[BEGIN]
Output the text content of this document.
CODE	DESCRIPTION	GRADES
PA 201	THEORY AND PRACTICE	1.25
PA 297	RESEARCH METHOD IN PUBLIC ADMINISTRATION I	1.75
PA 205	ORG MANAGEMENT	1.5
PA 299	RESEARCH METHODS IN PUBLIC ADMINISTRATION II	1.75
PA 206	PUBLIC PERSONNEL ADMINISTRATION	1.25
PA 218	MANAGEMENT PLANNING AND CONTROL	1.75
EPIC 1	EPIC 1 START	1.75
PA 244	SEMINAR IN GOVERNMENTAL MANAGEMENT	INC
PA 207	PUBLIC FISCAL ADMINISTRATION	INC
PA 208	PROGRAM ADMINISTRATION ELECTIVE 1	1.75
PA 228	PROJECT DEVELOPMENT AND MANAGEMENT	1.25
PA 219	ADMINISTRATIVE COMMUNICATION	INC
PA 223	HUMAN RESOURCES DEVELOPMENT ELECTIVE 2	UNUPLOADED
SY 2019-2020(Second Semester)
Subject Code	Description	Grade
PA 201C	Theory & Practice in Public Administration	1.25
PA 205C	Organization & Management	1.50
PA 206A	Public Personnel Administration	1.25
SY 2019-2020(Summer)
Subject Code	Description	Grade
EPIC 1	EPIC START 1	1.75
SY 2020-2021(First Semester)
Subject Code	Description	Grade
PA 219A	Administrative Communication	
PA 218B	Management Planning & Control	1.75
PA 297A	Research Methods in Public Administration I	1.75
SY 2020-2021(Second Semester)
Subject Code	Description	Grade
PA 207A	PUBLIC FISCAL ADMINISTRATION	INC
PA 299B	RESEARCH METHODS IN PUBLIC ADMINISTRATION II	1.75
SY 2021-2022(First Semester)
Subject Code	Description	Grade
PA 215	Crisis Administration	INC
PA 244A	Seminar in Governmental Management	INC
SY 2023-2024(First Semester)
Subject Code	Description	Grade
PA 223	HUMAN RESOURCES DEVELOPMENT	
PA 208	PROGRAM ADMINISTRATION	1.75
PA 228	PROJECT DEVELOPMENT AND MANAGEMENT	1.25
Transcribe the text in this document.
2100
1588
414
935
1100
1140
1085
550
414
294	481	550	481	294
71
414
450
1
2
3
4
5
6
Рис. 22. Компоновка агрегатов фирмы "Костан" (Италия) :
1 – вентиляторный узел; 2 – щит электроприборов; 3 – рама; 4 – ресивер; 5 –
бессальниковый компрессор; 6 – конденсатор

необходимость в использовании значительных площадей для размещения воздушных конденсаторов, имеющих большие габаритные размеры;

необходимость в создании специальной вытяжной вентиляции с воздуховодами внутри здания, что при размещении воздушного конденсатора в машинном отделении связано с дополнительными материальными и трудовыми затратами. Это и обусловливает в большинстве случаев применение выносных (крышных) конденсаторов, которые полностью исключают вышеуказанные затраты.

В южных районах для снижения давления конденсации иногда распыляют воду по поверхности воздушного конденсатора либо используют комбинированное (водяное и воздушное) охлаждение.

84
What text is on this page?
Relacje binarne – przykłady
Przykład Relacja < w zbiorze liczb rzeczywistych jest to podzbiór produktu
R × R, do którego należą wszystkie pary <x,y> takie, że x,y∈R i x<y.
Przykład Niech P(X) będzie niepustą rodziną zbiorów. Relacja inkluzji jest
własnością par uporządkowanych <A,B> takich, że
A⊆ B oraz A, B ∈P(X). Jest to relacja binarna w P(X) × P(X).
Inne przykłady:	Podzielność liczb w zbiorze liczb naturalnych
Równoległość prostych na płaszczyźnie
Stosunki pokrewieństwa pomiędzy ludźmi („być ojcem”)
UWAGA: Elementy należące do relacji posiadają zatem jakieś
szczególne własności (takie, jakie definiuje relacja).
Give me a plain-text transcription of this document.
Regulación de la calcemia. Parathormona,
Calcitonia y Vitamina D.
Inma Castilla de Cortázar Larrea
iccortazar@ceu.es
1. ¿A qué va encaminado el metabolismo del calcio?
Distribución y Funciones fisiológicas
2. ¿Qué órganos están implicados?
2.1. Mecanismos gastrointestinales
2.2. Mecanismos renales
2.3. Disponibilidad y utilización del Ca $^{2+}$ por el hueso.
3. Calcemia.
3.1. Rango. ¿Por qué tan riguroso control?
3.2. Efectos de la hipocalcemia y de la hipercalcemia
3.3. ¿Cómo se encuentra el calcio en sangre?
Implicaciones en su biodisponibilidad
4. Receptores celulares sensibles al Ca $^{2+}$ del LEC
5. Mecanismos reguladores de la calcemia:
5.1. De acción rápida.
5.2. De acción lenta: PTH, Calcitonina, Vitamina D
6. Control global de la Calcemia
[END]
(TASK DETAILS): Retype all of the entries precisely as they are.

(RIGHT ANSWER):
Output the text content of this document.
CODE	DESCRIPTION	GRADES
PA 201	THEORY AND PRACTICE	1.25
PA 297	RESEARCH METHOD IN PUBLIC ADMINISTRATION I	1.75
PA 205	ORG MANAGEMENT	1.5
PA 299	RESEARCH METHODS IN PUBLIC ADMINISTRATION II	1.75
PA 206	PUBLIC PERSONNEL ADMINISTRATION	1.25
PA 218	MANAGEMENT PLANNING AND CONTROL	1.75
EPIC 1	EPIC 1 START	1.75
PA 244	SEMINAR IN GOVERNMENTAL MANAGEMENT	INC
PA 207	PUBLIC FISCAL ADMINISTRATION	INC
PA 208	PROGRAM ADMINISTRATION ELECTIVE 1	1.75
PA 228	PROJECT DEVELOPMENT AND MANAGEMENT	1.25
PA 219	ADMINISTRATIVE COMMUNICATION	INC
PA 223	HUMAN RESOURCES DEVELOPMENT ELECTIVE 2	UNUPLOADED
SY 2019-2020(Second Semester)
Subject Code	Description	Grade
PA 201C	Theory & Practice in Public Administration	1.25
PA 205C	Organization & Management	1.50
PA 206A	Public Personnel Administration	1.25
SY 2019-2020(Summer)
Subject Code	Description	Grade
EPIC 1	EPIC START 1	1.75
SY 2020-2021(First Semester)
Subject Code	Description	Grade
PA 219A	Administrative Communication	
PA 218B	Management Planning & Control	1.75
PA 297A	Research Methods in Public Administration I	1.75
SY 2020-2021(Second Semester)
Subject Code	Description	Grade
PA 207A	PUBLIC FISCAL ADMINISTRATION	INC
PA 299B	RESEARCH METHODS IN PUBLIC ADMINISTRATION II	1.75
SY 2021-2022(First Semester)
Subject Code	Description	Grade
PA 215	Crisis Administration	INC
PA 244A	Seminar in Governmental Management	INC
SY 2023-2024(First Semester)
Subject Code	Description	Grade
PA 223	HUMAN RESOURCES DEVELOPMENT	
PA 208	PROGRAM ADMINISTRATION	1.75
PA 228	PROJECT DEVELOPMENT AND MANAGEMENT	1.25
Transcribe the text in this document.
2100
1588
414
935
1100
1140
1085
550
414
294	481	550	481	294
71
414
450
1
2
3
4
5
6
Рис. 22. Компоновка агрегатов фирмы "Костан" (Италия) :
1 – вентиляторный узел; 2 – щит электроприборов; 3 – рама; 4 – ресивер; 5 –
бессальниковый компрессор; 6 – конденсатор

необходимость в использовании значительных площадей для размещения воздушных конденсаторов, имеющих большие габаритные размеры;

необходимость в создании специальной вытяжной вентиляции с воздуховодами внутри здания, что при размещении воздушного конденсатора в машинном отделении связано с дополнительными материальными и трудовыми затратами. Это и обусловливает в большинстве случаев применение выносных (крышных) конденсаторов, которые полностью исключают вышеуказанные затраты.

В южных районах для снижения давления конденсации иногда распыляют воду по поверхности воздушного конденсатора либо используют комбинированное (водяное и воздушное) охлаждение.

84
What text is on this page?
Relacje binarne – przykłady
Przykład Relacja < w zbiorze liczb rzeczywistych jest to podzbiór produktu
R × R, do którego należą wszystkie pary <x,y> takie, że x,y∈R i x<y.
Przykład Niech P(X) będzie niepustą rodziną zbiorów. Relacja inkluzji jest
własnością par uporządkowanych <A,B> takich, że
A⊆ B oraz A, B ∈P(X). Jest to relacja binarna w P(X) × P(X).
Inne przykłady:	Podzielność liczb w zbiorze liczb naturalnych
Równoległość prostych na płaszczyźnie
Stosunki pokrewieństwa pomiędzy ludźmi („być ojcem”)
UWAGA: Elementy należące do relacji posiadają zatem jakieś
szczególne własności (takie, jakie definiuje relacja).
Give me a plain-text transcription of this document.
Regulación de la calcemia. Parathormona,
Calcitonia y Vitamina D.
Inma Castilla de Cortázar Larrea
iccortazar@ceu.es
1. ¿A qué va encaminado el metabolismo del calcio?
Distribución y Funciones fisiológicas
2. ¿Qué órganos están implicados?
2.1. Mecanismos gastrointestinales
2.2. Mecanismos renales
2.3. Disponibilidad y utilización del Ca $^{2+}$ por el hueso.
3. Calcemia.
3.1. Rango. ¿Por qué tan riguroso control?
3.2. Efectos de la hipocalcemia y de la hipercalcemia
3.3. ¿Cómo se encuentra el calcio en sangre?
Implicaciones en su biodisponibilidad
4. Receptores celulares sensibles al Ca $^{2+}$ del LEC
5. Mecanismos reguladores de la calcemia:
5.1. De acción rápida.
5.2. De acción lenta: PTH, Calcitonina, Vitamina D
6. Control global de la Calcemia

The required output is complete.